* [Set problem]
All of the data below must be repeated exactly.

(Stored data)
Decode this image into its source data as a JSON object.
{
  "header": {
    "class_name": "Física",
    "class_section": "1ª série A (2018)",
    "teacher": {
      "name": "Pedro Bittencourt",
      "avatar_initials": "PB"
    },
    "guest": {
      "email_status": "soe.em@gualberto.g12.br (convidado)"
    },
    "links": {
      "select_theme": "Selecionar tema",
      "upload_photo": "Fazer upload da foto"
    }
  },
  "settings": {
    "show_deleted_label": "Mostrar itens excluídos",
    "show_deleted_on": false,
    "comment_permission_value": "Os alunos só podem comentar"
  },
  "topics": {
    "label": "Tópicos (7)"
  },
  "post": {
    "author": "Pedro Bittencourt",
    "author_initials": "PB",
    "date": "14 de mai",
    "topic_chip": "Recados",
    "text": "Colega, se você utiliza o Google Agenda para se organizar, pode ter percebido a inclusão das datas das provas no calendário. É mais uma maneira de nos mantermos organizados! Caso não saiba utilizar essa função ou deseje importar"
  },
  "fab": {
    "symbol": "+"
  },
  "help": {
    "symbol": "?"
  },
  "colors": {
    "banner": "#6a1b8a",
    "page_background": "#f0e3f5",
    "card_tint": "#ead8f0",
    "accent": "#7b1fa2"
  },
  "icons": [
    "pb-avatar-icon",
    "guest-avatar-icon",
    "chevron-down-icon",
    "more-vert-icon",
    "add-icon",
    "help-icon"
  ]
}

* [Answer to this task]
Decode this image into its source data as a JSON object.
{
  "header": {
    "class_name": "Física",
    "class_section": "1ª série A (2018)",
    "teacher": {
      "name": "Pedro Bittencourt",
      "avatar_initials": "PB"
    },
    "guest": {
      "email_status": "soe.em@gualberto.g12.br (convidado)"
    },
    "links": {
      "select_theme": "Selecionar tema",
      "upload_photo": "Fazer upload da foto"
    }
  },
  "settings": {
    "show_deleted_label": "Mostrar itens excluídos",
    "show_deleted_on": false,
    "comment_permission_value": "Os alunos só podem comentar"
  },
  "topics": {
    "label": "Tópicos (7)"
  },
  "post": {
    "author": "Pedro Bittencourt",
    "author_initials": "PB",
    "date": "14 de mai",
    "topic_chip": "Recados",
    "text": "Colega, se você utiliza o Google Agenda para se organizar, pode ter percebido a inclusão das datas das provas no calendário. É mais uma maneira de nos mantermos organizados! Caso não saiba utilizar essa função ou deseje importar"
  },
  "fab": {
    "symbol": "+"
  },
  "help": {
    "symbol": "?"
  },
  "colors": {
    "banner": "#6a1b8a",
    "page_background": "#f0e3f5",
    "card_tint": "#ead8f0",
    "accent": "#7b1fa2"
  },
  "icons": [
    "pb-avatar-icon",
    "guest-avatar-icon",
    "chevron-down-icon",
    "more-vert-icon",
    "add-icon",
    "help-icon"
  ]
}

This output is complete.